Extracted data entries:
%%

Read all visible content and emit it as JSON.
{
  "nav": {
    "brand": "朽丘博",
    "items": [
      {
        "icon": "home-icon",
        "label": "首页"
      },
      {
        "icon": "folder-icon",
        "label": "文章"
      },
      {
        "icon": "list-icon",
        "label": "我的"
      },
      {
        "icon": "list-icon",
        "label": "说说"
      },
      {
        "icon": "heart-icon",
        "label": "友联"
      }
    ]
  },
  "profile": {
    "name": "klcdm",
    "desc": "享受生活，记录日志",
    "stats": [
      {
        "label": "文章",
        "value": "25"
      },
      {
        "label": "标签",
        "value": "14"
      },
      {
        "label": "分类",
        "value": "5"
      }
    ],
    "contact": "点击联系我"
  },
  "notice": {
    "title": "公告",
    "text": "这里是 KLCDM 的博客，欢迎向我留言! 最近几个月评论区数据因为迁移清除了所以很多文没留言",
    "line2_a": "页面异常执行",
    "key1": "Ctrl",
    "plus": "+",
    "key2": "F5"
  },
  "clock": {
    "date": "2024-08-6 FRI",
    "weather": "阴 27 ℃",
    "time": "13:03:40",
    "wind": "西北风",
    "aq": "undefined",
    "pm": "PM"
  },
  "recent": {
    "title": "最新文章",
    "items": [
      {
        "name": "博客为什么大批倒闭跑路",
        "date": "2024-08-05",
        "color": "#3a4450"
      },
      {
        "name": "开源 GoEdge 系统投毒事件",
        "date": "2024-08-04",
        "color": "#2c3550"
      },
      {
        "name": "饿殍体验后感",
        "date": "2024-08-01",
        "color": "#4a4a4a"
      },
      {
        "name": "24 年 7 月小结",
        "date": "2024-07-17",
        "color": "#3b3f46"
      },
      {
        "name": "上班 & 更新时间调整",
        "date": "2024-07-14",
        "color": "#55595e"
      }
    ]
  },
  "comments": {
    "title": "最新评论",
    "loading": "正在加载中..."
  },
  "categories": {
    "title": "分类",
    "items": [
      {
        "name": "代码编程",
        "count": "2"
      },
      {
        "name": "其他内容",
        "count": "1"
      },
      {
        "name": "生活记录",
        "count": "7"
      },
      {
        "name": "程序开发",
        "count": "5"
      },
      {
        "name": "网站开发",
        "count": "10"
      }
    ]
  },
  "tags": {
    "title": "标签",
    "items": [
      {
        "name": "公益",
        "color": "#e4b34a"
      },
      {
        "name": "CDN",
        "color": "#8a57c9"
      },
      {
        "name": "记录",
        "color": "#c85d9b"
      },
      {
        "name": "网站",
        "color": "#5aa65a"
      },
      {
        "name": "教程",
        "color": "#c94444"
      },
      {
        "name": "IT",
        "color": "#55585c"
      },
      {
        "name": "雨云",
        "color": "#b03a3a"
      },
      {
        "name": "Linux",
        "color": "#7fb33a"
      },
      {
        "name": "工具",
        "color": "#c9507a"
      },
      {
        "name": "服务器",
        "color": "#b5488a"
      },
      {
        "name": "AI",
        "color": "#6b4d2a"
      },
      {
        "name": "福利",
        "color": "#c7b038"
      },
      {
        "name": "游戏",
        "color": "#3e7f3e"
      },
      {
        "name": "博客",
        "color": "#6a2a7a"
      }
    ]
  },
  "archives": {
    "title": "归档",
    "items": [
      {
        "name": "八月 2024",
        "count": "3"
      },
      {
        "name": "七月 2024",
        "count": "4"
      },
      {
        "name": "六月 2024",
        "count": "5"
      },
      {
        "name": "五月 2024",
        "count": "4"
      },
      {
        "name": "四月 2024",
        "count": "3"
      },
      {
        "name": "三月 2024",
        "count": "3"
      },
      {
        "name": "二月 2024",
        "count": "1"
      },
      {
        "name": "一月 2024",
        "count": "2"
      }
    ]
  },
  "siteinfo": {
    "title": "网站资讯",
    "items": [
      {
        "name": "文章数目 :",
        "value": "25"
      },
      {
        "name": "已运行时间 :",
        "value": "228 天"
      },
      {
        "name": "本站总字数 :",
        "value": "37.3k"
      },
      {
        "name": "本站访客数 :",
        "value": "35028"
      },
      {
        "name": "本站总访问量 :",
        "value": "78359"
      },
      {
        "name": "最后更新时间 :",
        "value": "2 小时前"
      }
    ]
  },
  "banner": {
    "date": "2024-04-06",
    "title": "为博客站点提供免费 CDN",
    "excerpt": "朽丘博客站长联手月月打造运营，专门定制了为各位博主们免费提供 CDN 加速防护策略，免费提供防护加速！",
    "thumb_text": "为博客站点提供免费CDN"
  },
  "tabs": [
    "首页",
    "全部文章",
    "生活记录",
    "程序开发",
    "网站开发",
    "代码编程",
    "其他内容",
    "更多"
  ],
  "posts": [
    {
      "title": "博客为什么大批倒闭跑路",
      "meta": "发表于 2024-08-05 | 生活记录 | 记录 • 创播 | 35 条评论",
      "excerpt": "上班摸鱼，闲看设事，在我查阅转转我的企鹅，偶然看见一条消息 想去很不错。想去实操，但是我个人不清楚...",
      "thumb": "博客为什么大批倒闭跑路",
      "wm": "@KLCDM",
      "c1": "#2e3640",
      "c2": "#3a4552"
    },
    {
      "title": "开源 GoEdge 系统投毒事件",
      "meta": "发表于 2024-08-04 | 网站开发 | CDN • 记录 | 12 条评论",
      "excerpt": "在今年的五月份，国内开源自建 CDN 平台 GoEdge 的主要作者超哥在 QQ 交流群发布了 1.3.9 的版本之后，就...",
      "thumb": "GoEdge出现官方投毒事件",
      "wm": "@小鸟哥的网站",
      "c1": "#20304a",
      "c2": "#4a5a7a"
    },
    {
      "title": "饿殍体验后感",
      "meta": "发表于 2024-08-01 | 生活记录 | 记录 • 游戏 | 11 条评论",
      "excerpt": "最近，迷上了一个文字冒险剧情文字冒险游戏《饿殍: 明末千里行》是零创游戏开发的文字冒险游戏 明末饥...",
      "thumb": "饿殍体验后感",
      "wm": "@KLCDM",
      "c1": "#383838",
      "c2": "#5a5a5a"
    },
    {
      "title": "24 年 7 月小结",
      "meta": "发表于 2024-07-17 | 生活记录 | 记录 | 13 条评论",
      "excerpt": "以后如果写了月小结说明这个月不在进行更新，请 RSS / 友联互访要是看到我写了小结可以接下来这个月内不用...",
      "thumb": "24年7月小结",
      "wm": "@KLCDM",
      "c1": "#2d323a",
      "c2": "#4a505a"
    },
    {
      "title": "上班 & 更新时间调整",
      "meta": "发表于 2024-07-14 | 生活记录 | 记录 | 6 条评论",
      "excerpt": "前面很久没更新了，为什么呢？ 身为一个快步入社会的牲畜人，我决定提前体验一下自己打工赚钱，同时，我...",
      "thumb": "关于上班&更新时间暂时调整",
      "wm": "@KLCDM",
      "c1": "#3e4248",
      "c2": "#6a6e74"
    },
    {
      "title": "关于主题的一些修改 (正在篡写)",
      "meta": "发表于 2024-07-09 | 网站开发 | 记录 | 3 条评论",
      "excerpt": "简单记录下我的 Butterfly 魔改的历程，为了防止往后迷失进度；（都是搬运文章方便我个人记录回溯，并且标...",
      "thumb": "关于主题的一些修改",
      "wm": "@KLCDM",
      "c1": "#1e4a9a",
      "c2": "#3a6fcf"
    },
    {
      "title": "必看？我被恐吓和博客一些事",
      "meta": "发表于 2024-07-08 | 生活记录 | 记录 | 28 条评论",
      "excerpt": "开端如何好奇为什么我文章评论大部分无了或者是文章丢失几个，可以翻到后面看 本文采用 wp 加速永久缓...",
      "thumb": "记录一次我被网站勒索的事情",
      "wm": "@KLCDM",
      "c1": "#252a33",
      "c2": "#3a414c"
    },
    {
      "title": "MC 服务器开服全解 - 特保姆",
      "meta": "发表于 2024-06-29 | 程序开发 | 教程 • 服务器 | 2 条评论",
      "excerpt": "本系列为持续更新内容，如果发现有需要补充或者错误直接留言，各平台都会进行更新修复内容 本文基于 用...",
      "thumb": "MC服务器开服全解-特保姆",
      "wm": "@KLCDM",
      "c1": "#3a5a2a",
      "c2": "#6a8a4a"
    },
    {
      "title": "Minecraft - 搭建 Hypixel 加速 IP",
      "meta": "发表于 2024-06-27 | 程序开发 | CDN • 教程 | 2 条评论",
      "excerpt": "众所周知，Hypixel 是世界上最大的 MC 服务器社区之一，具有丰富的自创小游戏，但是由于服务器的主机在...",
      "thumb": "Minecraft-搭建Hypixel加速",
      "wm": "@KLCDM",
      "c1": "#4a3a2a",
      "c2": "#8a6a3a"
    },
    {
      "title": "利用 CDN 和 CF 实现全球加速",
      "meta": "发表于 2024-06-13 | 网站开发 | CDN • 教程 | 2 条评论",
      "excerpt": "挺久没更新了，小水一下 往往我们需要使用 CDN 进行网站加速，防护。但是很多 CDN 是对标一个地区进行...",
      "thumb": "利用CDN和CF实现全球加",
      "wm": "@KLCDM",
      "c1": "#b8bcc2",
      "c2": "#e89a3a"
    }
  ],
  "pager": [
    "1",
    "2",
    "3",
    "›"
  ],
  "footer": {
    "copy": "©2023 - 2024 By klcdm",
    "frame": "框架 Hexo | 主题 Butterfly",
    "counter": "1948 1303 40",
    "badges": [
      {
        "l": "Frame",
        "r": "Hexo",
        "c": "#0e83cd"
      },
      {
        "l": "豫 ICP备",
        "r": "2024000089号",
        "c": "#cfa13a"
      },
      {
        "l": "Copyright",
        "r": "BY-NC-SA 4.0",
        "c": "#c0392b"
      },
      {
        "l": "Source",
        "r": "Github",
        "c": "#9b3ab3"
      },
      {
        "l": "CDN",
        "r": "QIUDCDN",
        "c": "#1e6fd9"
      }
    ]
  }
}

%%

What to work on:
Check each line above for "excerpt" and return the ones that have it.

Solution for this task:
    "excerpt": "朽丘博客站长联手月月打造运营，专门定制了为各位博主们免费提供 CDN 加速防护策略，免费提供防护加速！",
      "excerpt": "上班摸鱼，闲看设事，在我查阅转转我的企鹅，偶然看见一条消息 想去很不错。想去实操，但是我个人不清楚...",
      "excerpt": "在今年的五月份，国内开源自建 CDN 平台 GoEdge 的主要作者超哥在 QQ 交流群发布了 1.3.9 的版本之后，就...",
      "excerpt": "最近，迷上了一个文字冒险剧情文字冒险游戏《饿殍: 明末千里行》是零创游戏开发的文字冒险游戏 明末饥...",
      "excerpt": "以后如果写了月小结说明这个月不在进行更新，请 RSS / 友联互访要是看到我写了小结可以接下来这个月内不用...",
      "excerpt": "前面很久没更新了，为什么呢？ 身为一个快步入社会的牲畜人，我决定提前体验一下自己打工赚钱，同时，我...",
      "excerpt": "简单记录下我的 Butterfly 魔改的历程，为了防止往后迷失进度；（都是搬运文章方便我个人记录回溯，并且标...",
      "excerpt": "开端如何好奇为什么我文章评论大部分无了或者是文章丢失几个，可以翻到后面看 本文采用 wp 加速永久缓...",
      "excerpt": "本系列为持续更新内容，如果发现有需要补充或者错误直接留言，各平台都会进行更新修复内容 本文基于 用...",
      "excerpt": "众所周知，Hypixel 是世界上最大的 MC 服务器社区之一，具有丰富的自创小游戏，但是由于服务器的主机在...",
      "excerpt": "挺久没更新了，小水一下 往往我们需要使用 CDN 进行网站加速，防护。但是很多 CDN 是对标一个地区进行...",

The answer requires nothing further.